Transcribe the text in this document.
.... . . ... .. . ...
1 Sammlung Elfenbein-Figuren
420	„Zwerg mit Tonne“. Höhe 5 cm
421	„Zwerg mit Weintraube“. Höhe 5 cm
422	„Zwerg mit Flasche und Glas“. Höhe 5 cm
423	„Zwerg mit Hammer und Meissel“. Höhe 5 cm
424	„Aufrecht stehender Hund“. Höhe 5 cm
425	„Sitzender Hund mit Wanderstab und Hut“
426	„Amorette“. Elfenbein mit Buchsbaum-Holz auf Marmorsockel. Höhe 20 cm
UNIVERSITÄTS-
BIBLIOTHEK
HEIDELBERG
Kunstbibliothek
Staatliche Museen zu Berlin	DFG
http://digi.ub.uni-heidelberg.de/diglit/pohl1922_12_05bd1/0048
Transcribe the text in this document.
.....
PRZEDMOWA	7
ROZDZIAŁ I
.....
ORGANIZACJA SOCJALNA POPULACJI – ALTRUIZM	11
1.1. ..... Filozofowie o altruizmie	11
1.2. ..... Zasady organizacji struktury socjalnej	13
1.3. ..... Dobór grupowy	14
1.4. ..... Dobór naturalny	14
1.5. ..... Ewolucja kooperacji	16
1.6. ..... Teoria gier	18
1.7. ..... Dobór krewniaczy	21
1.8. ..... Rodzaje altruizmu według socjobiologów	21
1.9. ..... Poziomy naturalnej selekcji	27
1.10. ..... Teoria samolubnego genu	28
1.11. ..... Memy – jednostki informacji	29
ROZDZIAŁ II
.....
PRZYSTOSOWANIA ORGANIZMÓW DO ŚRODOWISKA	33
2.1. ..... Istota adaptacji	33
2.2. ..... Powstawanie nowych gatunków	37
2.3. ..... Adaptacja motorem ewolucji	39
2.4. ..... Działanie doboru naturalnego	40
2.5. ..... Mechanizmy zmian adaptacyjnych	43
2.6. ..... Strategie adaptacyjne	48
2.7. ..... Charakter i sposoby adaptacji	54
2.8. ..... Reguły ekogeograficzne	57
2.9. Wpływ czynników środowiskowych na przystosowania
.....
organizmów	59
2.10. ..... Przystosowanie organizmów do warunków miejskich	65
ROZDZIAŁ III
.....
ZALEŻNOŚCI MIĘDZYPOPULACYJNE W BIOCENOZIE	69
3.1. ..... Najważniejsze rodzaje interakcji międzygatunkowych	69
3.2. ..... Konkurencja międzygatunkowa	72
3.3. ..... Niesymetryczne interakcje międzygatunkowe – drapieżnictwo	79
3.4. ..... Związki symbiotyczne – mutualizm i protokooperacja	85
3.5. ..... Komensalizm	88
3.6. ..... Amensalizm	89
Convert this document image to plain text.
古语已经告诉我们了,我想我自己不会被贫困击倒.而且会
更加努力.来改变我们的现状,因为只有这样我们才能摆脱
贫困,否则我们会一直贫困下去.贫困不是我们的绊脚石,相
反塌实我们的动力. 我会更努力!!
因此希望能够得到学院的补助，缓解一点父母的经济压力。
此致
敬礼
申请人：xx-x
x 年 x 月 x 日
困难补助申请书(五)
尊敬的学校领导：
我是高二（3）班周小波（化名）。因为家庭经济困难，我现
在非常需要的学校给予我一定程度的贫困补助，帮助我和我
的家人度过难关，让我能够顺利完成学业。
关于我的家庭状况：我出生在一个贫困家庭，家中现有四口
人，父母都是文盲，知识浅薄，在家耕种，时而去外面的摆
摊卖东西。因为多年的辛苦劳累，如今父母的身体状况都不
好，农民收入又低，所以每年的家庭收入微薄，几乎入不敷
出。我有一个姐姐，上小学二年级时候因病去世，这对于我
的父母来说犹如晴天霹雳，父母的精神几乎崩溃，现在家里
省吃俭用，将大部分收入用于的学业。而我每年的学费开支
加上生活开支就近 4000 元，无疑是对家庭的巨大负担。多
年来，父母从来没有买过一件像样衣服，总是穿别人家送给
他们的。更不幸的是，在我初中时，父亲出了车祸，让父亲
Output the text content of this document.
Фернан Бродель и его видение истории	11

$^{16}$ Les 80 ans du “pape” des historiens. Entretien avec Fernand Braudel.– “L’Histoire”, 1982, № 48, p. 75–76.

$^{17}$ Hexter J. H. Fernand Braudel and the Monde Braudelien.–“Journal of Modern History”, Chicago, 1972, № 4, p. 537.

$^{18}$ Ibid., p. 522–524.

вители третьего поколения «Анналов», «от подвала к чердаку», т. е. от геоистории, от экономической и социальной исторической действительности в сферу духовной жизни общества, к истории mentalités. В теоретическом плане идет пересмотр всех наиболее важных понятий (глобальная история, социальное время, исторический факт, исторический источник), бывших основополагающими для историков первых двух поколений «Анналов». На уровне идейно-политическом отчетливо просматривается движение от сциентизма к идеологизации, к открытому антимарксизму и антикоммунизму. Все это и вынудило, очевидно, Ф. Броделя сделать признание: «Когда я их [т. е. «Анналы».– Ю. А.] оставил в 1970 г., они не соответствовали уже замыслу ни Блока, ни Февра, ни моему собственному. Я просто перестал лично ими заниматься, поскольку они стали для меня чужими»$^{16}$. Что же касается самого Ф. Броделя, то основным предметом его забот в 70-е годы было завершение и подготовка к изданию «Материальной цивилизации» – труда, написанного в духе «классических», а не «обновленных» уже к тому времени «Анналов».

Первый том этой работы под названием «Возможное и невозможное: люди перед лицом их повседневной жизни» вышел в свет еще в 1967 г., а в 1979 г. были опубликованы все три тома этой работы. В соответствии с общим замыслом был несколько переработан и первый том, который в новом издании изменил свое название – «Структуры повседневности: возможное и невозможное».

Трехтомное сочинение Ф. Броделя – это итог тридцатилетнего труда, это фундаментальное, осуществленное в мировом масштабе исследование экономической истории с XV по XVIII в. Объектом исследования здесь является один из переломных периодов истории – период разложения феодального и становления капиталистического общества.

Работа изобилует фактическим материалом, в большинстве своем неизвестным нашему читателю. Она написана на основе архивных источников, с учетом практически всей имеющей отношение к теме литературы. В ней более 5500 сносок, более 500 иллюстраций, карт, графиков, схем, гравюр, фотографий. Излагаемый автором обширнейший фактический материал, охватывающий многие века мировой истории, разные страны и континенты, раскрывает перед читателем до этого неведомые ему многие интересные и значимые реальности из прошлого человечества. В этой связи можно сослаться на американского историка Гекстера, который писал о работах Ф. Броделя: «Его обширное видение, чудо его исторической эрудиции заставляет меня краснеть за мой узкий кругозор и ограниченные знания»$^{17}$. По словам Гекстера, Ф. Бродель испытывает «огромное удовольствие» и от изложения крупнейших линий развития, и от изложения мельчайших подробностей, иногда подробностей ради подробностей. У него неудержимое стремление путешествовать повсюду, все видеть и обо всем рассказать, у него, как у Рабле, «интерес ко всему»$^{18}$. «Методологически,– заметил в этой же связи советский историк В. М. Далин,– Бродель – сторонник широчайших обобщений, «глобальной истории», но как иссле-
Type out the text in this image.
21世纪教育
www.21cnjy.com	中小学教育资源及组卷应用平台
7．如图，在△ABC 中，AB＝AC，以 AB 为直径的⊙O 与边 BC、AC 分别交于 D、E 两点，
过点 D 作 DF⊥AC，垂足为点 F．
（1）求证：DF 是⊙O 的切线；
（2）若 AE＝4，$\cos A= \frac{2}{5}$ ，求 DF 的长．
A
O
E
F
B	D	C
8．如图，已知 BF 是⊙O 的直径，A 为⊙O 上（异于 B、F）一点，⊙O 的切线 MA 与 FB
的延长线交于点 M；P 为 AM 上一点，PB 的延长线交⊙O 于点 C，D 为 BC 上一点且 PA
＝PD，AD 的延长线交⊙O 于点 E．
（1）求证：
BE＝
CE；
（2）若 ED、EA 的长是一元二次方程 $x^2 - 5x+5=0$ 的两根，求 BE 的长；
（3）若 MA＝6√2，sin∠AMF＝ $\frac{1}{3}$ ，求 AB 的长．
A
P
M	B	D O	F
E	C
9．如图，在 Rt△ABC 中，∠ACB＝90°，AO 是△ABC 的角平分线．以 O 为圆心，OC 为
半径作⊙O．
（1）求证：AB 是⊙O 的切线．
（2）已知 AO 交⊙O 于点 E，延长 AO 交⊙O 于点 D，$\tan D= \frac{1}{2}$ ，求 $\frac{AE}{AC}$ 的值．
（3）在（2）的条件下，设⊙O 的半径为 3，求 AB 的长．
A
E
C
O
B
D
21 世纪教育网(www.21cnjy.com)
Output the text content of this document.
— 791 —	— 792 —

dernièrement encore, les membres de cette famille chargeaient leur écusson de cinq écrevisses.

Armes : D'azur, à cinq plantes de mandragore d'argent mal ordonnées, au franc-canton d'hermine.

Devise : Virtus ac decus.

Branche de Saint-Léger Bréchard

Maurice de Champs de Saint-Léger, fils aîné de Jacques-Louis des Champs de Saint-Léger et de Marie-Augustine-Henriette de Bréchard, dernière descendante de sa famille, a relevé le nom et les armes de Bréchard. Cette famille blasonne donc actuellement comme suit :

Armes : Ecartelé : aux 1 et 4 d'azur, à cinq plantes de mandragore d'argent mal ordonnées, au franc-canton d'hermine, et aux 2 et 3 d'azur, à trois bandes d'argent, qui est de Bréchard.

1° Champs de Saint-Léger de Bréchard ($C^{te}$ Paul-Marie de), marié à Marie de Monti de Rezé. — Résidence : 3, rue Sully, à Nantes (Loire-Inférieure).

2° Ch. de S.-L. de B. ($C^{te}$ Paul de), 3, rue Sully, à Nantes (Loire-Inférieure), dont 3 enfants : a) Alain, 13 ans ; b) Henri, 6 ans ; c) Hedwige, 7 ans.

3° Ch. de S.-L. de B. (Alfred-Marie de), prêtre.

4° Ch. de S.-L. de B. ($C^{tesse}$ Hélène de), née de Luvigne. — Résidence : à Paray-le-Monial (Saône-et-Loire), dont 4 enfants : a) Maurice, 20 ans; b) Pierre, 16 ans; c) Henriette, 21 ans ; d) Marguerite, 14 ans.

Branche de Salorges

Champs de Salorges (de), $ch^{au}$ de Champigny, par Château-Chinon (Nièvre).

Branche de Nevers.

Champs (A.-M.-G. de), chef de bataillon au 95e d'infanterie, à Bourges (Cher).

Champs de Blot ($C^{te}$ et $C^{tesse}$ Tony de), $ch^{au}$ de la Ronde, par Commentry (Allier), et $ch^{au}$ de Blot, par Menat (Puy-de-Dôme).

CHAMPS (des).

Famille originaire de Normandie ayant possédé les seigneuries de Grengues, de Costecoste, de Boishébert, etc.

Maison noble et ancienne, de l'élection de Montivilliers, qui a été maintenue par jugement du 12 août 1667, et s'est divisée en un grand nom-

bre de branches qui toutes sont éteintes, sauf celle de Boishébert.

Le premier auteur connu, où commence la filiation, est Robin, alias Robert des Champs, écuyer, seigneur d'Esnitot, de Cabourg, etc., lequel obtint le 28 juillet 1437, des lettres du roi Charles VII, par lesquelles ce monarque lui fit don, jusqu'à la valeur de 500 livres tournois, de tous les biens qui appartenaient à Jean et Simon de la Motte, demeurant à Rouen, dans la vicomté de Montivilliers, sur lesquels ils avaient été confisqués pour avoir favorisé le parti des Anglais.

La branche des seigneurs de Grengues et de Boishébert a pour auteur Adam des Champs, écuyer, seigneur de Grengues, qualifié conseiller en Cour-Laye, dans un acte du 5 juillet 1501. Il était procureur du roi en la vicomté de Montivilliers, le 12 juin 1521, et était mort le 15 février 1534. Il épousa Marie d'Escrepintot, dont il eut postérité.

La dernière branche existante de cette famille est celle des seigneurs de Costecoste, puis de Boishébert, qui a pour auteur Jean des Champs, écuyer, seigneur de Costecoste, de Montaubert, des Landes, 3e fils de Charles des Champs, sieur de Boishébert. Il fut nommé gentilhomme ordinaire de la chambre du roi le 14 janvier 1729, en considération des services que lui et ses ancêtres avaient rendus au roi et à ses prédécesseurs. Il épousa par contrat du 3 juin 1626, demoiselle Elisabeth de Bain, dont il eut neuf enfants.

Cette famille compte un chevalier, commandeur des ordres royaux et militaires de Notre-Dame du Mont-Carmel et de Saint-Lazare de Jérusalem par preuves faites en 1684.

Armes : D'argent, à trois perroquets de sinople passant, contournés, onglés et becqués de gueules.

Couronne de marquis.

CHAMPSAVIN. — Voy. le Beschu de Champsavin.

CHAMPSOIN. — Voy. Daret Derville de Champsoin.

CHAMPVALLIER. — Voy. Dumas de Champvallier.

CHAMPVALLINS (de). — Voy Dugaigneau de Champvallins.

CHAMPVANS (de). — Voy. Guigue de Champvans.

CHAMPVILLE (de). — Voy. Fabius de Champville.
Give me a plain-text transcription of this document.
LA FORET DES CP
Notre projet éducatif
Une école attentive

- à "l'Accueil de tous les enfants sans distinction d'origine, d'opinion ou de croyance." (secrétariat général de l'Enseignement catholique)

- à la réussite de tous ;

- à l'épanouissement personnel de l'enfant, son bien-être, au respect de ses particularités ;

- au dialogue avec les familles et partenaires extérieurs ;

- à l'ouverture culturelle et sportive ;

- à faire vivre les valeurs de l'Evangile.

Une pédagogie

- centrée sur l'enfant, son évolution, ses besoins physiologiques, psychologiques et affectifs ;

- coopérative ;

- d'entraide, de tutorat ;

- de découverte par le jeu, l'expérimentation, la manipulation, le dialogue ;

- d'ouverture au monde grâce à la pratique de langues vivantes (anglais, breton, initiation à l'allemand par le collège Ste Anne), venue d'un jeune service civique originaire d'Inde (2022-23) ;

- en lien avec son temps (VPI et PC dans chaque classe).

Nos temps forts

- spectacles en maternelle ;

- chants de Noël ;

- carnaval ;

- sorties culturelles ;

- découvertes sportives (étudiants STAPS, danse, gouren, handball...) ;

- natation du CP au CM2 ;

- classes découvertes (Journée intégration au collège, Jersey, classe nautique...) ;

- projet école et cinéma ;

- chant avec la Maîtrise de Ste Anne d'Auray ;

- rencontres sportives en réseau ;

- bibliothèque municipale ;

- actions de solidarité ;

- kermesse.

Exercise aim
Pull out the lines above in which the word "Saint" appears.

Task response
Branche de Saint-Léger Bréchard
Maurice de Champs de Saint-Léger, fils aîné de Jacques-Louis des Champs de Saint-Léger et de Marie-Augustine-Henriette de Bréchard, dernière descendante de sa famille, a relevé le nom et les armes de Bréchard. Cette famille blasonne donc actuellement comme suit :
1° Champs de Saint-Léger de Bréchard ($C^{te}$ Paul-Marie de), marié à Marie de Monti de Rezé. — Résidence : 3, rue Sully, à Nantes (Loire-Inférieure).
Cette famille compte un chevalier, commandeur des ordres royaux et militaires de Notre-Dame du Mont-Carmel et de Saint-Lazare de Jérusalem par preuves faites en 1684.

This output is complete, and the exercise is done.